Records from a collection of figures

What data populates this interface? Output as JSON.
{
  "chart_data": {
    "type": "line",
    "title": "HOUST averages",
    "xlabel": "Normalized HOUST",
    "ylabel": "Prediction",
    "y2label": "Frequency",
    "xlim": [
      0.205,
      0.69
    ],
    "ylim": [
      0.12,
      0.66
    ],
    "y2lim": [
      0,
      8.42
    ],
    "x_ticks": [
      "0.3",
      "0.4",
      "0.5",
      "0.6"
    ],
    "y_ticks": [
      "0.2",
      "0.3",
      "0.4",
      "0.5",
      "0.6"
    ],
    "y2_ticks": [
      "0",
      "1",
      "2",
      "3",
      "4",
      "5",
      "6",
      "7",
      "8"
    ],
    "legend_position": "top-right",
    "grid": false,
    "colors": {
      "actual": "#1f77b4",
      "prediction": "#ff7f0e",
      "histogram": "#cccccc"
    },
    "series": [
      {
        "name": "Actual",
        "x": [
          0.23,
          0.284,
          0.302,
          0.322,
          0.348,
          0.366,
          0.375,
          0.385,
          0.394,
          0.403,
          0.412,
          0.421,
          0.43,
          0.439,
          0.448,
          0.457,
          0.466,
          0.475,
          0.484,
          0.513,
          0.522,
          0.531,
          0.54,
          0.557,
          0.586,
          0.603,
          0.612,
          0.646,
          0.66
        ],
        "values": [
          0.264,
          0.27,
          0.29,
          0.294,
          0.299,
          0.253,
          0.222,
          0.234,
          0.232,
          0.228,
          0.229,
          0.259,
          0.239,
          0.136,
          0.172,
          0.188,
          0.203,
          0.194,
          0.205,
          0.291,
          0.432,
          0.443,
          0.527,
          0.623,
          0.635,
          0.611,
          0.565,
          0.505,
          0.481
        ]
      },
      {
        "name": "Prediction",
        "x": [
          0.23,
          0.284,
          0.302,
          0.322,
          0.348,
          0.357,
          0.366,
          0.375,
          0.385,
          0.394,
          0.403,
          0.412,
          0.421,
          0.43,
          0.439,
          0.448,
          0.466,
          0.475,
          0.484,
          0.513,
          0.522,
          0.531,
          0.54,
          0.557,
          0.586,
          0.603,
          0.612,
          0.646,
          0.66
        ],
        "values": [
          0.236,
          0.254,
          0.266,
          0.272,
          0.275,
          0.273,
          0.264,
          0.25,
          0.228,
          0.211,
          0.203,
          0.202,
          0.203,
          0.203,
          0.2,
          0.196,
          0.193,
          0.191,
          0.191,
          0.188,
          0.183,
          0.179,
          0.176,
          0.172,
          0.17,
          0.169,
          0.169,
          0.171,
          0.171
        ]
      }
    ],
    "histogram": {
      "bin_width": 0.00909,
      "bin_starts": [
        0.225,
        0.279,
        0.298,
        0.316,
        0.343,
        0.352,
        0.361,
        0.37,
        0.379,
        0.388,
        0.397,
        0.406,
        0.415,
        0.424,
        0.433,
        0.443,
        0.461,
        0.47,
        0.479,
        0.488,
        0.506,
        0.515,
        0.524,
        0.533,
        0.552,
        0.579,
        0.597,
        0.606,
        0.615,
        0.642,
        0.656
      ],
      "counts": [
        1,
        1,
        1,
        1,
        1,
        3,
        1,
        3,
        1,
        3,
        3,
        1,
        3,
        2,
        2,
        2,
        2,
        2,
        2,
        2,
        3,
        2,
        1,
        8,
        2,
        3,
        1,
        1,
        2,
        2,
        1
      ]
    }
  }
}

* _TASK OBJECTIVE_:
Ascertain the number of lines in the entries that include the word "HOUST", and report only that number.

* _SOLUTION BELOW_:
2